For others who hold to (2), it will take form (2b), where this explanatory argument is taken as a primary aspect of the theologian’s claims about God, such that his or her account of God looks like it stands or falls by the success of this explanatory argument. In the strongest cases of (2b), God is presented as an explanatory hypothesis: the theologian believes in God because of the explanatory work that the God-claim does, and the content of the God concept is primarily dictated by the explanatory argument.

Dawkins’ chapter 4 presents a strong argument against claims of form (2); I accept that happily. But he presents this as cutting to the heart of belief in God per se, so appears to be assuming (2b) as the standard form of such belief.

Now, pretty much all Christian theology involves some version of claim (1). Quite a bit of Christian theology involves claims of some form like (2). Creationists are among those who present those latter claims in a form like (2b), and it is no surprise to find that they are the main (though not the only) antagonists cited in the chapter. Yet I think, as I have explained elsewhere, that (2b) is and can be shown to be a misrepresentation of Christian beliefs about God (and that includes being a misrepresentation of creationists’ own belief in God).

Personally, I accept (1); I am unconvinced so far by any form of (2) in its weaker form (2a), and I reject (2b). I can happily accept Dawkins’ attack on explanatory arguments of form (2), without finding it relevant to my belief in (1): my belief in God, and a creator God at that.

RECORDED INFORMATION -
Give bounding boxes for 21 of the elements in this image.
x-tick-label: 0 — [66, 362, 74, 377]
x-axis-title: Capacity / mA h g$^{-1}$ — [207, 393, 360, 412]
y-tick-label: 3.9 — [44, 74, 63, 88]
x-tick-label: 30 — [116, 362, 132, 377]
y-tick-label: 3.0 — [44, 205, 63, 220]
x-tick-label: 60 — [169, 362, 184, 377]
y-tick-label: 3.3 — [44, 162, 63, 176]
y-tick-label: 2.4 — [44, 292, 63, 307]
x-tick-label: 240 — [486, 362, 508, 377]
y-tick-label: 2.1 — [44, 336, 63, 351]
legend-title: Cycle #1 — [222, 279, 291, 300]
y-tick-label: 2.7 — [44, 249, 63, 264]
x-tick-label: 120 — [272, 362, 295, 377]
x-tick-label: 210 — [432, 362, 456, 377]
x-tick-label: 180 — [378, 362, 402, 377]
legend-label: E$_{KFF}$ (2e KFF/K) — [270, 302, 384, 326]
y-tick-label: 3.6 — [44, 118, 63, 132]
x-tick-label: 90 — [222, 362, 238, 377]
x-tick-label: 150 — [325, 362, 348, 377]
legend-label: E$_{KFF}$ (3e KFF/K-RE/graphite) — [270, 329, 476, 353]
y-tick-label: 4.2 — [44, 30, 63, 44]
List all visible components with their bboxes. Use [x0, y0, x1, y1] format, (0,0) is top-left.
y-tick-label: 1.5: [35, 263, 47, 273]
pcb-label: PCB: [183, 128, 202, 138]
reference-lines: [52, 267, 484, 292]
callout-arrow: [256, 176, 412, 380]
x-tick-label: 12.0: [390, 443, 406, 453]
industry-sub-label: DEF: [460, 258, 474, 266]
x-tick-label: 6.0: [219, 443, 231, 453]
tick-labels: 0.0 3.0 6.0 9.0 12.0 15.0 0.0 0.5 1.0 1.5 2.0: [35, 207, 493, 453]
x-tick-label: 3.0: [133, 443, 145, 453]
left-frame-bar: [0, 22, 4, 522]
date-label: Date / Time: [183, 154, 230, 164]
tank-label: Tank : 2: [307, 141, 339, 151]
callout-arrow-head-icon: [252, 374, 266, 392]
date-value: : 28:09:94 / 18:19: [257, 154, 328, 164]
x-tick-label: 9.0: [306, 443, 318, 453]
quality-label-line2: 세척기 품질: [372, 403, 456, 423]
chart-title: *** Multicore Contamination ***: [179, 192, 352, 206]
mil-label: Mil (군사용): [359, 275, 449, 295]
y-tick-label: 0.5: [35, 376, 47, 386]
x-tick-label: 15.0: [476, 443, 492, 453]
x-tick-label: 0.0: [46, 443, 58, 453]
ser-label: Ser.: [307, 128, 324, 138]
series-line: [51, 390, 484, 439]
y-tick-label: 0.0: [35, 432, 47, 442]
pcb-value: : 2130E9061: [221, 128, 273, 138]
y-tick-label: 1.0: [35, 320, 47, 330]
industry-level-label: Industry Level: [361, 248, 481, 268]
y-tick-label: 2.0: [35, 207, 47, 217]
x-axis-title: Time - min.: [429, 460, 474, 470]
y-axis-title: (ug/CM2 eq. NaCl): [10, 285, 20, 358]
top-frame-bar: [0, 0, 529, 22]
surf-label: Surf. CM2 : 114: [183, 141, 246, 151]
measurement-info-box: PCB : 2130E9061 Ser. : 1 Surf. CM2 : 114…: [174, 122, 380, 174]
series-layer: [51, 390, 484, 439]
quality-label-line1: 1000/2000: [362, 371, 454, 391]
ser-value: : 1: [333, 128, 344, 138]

DIRECTIVE A - According to the passage on Dawkins' chapter 4, who are the main antagonists cited in that chapter?
DIRECTIVE B - Decide whether each statement agrees with the passage on Dawkins' chapter 4, answering yes or no and quoting the deciding words: (i) The writer rejects form (2b). (ii) The writer is convinced by form (2a). (iii) Dawkins' chapter 4 presents a weak argument against claims of form (2).
DIRECTIVE C - List every labeled claim form, such as (1), that the passage on Dawkins' chapter 4 mentions.

PROBLEM SOLUTION A - Creationists, though they are not the only ones.

PROBLEM SOLUTION B -
(i) Yes: "and I reject (2b)"
(ii) No: "I am unconvinced so far by any form of (2) in its weaker form (2a)"
(iii) No: "Dawkins’ chapter 4 presents a strong argument against claims of form (2)"

PROBLEM SOLUTION C - (1), (2), (2a), (2b)